Reproduce the data below word for word, beginning with its first line and ending with the line that contains "Find all labels, buttons, inputs, and", that line included.

[Labeled box data]
((

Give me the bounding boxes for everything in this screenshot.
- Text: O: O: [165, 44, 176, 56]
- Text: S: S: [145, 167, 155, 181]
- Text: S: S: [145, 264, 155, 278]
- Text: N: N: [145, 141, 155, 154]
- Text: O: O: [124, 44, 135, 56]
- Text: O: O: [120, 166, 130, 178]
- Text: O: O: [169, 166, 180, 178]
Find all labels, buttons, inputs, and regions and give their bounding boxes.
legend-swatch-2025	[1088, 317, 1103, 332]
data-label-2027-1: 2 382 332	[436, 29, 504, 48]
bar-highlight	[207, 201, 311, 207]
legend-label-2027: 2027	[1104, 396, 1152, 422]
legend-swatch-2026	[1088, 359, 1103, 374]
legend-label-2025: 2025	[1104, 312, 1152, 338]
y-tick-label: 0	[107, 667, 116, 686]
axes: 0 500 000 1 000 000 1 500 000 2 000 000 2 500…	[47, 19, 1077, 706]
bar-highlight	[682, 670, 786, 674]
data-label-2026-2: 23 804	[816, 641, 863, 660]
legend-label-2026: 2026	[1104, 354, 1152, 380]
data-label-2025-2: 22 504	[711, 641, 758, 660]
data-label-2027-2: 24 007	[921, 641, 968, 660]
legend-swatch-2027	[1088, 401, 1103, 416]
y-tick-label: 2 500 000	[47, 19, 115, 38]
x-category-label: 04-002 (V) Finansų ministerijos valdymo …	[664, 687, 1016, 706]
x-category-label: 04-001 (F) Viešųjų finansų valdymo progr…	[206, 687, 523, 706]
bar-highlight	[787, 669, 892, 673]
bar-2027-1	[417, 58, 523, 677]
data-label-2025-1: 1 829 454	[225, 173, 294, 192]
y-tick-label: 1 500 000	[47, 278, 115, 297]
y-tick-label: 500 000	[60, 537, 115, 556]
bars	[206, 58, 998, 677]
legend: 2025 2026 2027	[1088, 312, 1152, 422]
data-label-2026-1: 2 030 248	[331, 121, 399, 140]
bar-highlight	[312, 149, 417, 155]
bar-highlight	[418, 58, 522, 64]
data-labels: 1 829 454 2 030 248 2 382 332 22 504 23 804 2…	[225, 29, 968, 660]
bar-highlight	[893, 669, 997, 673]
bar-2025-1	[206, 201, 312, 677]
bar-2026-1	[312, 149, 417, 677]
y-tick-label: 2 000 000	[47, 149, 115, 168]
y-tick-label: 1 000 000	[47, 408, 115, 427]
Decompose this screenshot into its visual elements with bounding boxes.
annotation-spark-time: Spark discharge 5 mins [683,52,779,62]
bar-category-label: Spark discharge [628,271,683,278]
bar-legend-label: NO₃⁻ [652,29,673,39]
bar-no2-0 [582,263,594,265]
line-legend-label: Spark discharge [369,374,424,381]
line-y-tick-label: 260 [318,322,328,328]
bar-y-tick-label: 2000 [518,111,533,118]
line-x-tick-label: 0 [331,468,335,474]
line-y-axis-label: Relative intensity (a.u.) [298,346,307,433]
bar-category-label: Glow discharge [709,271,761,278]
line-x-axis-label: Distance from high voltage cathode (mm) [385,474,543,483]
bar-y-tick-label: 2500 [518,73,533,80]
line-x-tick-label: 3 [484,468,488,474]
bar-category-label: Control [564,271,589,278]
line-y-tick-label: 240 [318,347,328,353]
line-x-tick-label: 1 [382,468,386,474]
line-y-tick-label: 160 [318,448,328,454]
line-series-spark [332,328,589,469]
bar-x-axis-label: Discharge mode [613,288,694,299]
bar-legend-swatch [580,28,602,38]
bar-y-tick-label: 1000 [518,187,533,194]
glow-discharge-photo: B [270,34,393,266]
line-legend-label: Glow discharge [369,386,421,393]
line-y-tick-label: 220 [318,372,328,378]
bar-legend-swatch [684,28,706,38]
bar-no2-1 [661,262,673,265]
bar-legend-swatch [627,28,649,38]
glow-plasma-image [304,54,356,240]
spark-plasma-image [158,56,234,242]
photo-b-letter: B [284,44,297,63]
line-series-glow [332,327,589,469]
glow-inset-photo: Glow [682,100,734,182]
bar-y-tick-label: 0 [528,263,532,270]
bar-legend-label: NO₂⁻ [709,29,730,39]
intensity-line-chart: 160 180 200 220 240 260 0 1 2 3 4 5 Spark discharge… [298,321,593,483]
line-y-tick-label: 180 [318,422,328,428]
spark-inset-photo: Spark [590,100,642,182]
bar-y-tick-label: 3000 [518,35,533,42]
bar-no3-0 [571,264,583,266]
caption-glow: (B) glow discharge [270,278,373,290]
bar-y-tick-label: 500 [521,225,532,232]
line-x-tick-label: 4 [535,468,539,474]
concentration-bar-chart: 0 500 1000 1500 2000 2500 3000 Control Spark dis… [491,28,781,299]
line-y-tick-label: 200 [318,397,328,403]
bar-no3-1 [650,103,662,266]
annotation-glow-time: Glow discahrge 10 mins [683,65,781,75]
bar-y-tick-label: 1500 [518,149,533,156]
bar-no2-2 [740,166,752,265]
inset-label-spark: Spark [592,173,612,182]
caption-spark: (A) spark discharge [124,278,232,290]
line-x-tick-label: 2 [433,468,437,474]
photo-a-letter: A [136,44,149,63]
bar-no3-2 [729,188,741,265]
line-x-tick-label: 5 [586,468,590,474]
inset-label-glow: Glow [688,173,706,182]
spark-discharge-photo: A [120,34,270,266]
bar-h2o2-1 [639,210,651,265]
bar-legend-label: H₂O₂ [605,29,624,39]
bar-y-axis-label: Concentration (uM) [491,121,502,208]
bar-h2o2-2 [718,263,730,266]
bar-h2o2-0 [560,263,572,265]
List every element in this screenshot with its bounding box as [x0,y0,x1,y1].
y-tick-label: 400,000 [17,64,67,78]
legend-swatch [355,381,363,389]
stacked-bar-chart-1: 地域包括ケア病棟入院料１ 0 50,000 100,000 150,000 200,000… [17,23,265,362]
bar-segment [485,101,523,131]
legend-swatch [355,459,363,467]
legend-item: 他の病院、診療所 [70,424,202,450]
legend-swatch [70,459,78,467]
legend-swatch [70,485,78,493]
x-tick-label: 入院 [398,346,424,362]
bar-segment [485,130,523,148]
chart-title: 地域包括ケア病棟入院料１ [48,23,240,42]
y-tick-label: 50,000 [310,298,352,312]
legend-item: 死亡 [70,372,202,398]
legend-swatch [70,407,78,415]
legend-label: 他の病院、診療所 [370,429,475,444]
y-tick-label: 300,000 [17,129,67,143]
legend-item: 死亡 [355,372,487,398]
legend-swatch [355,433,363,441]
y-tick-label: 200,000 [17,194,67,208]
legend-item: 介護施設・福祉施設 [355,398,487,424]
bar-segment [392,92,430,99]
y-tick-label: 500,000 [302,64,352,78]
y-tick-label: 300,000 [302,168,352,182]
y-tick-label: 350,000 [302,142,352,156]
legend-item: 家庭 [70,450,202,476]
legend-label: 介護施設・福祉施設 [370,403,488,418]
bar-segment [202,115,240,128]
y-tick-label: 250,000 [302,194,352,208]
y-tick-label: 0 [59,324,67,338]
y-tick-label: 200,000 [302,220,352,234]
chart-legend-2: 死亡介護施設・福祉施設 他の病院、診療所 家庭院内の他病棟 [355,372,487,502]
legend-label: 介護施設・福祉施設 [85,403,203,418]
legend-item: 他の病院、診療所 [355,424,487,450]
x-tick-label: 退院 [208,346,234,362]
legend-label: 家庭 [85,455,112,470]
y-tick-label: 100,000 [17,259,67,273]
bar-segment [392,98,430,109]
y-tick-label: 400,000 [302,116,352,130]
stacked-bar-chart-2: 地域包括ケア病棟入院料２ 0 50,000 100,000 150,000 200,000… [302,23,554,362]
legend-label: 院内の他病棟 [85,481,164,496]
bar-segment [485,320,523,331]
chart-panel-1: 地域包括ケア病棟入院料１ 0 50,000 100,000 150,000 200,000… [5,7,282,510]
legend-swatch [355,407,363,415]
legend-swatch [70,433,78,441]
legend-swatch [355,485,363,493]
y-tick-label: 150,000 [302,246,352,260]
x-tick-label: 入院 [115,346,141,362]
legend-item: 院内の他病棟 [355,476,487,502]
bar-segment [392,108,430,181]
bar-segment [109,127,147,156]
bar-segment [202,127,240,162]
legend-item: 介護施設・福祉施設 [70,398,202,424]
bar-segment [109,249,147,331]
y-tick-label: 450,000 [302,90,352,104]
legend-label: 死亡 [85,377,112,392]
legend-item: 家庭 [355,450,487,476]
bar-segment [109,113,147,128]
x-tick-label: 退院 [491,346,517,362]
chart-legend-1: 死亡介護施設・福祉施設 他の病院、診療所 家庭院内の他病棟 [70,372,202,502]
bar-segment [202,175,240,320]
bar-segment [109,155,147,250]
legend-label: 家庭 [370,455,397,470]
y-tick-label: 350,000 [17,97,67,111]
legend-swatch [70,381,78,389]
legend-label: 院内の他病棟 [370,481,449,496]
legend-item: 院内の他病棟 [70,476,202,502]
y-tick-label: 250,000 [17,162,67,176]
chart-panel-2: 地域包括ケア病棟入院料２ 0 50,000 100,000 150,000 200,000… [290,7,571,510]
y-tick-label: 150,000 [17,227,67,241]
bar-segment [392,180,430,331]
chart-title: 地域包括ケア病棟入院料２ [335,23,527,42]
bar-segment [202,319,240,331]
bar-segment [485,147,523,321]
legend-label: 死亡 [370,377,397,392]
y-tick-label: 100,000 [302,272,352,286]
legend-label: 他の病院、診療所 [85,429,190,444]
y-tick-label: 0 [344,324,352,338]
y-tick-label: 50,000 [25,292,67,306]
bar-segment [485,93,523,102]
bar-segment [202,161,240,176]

))

• [Solution]
Give me the bounding boxes for everything in this screenshot.
- Text: O: O: [165, 44, 176, 56]
- Text: S: S: [145, 167, 155, 181]
- Text: S: S: [145, 264, 155, 278]
- Text: N: N: [145, 141, 155, 154]
- Text: O: O: [124, 44, 135, 56]
- Text: O: O: [120, 166, 130, 178]
- Text: O: O: [169, 166, 180, 178]
Find all labels, buttons, inputs, and regions and give their bounding boxes.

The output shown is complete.